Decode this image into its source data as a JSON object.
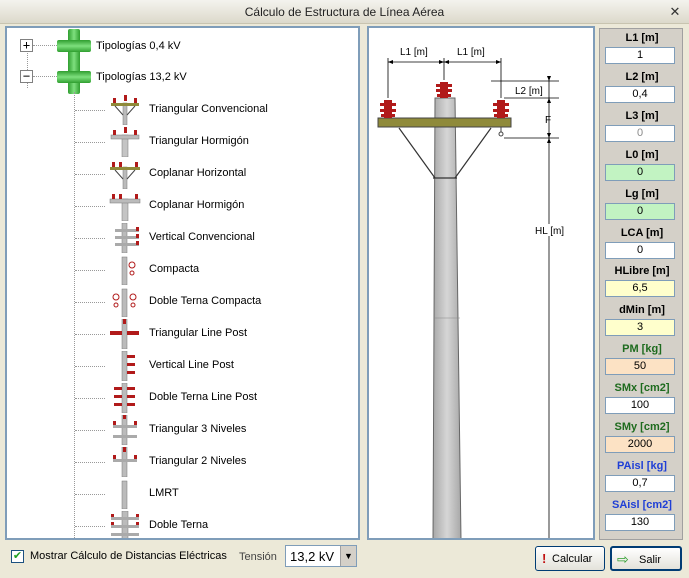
{
  "window": {
    "title": "Cálculo de Estructura de Línea Aérea"
  },
  "tree": {
    "groups": [
      {
        "label": "Tipologías 0,4 kV",
        "expander": "+"
      },
      {
        "label": "Tipologías 13,2 kV",
        "expander": "−"
      }
    ],
    "items": [
      {
        "label": "Triangular Convencional"
      },
      {
        "label": "Triangular Hormigón"
      },
      {
        "label": "Coplanar Horizontal"
      },
      {
        "label": "Coplanar Hormigón"
      },
      {
        "label": "Vertical Convencional"
      },
      {
        "label": "Compacta"
      },
      {
        "label": "Doble Terna Compacta"
      },
      {
        "label": "Triangular Line Post"
      },
      {
        "label": "Vertical Line Post"
      },
      {
        "label": "Doble Terna Line Post"
      },
      {
        "label": "Triangular 3 Niveles"
      },
      {
        "label": "Triangular 2 Niveles"
      },
      {
        "label": "LMRT"
      },
      {
        "label": "Doble Terna"
      }
    ]
  },
  "drawing": {
    "l1_left": "L1 [m]",
    "l1_right": "L1 [m]",
    "l2": "L2 [m]",
    "f": "F",
    "hl": "HL [m]"
  },
  "params": [
    {
      "label": "L1 [m]",
      "value": "1",
      "label_color": "#000000",
      "bg": "#ffffff",
      "text_color": "#000000"
    },
    {
      "label": "L2 [m]",
      "value": "0,4",
      "label_color": "#000000",
      "bg": "#ffffff",
      "text_color": "#000000"
    },
    {
      "label": "L3 [m]",
      "value": "0",
      "label_color": "#000000",
      "bg": "#ffffff",
      "text_color": "#8a8a8a"
    },
    {
      "label": "L0 [m]",
      "value": "0",
      "label_color": "#000000",
      "bg": "#c2f3c2",
      "text_color": "#000000"
    },
    {
      "label": "Lg [m]",
      "value": "0",
      "label_color": "#000000",
      "bg": "#c2f3c2",
      "text_color": "#000000"
    },
    {
      "label": "LCA [m]",
      "value": "0",
      "label_color": "#000000",
      "bg": "#ffffff",
      "text_color": "#000000"
    },
    {
      "label": "HLibre [m]",
      "value": "6,5",
      "label_color": "#000000",
      "bg": "#ffffcc",
      "text_color": "#000000"
    },
    {
      "label": "dMin [m]",
      "value": "3",
      "label_color": "#000000",
      "bg": "#ffffcc",
      "text_color": "#000000"
    },
    {
      "label": "PM [kg]",
      "value": "50",
      "label_color": "#1e6b1e",
      "bg": "#fce2c4",
      "text_color": "#000000"
    },
    {
      "label": "SMx [cm2]",
      "value": "100",
      "label_color": "#1e6b1e",
      "bg": "#ffffff",
      "text_color": "#000000"
    },
    {
      "label": "SMy [cm2]",
      "value": "2000",
      "label_color": "#1e6b1e",
      "bg": "#fce2c4",
      "text_color": "#000000"
    },
    {
      "label": "PAisl [kg]",
      "value": "0,7",
      "label_color": "#1f3fd6",
      "bg": "#ffffff",
      "text_color": "#000000"
    },
    {
      "label": "SAisl [cm2]",
      "value": "130",
      "label_color": "#1f3fd6",
      "bg": "#ffffff",
      "text_color": "#000000"
    }
  ],
  "bottom": {
    "checkbox_label": "Mostrar Cálculo de Distancias Eléctricas",
    "checked": true,
    "tension_label": "Tensión",
    "tension_value": "13,2 kV",
    "calc_label": "Calcular",
    "exit_label": "Salir"
  },
  "colors": {
    "accent_border": "#7f9db9",
    "insulator_red": "#b11a1a",
    "crossarm": "#8f8a3a"
  },
  "icons": {
    "tree_group": "green-cross-icon",
    "calc": "exclamation-icon",
    "exit": "arrow-right-icon",
    "close": "close-icon"
  }
}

---

# [Short problem]
Filter the data for the string "Hormigón" and copy every line that has it.

# [The solution]
        "label": "Triangular Hormigón"
        "label": "Coplanar Hormigón"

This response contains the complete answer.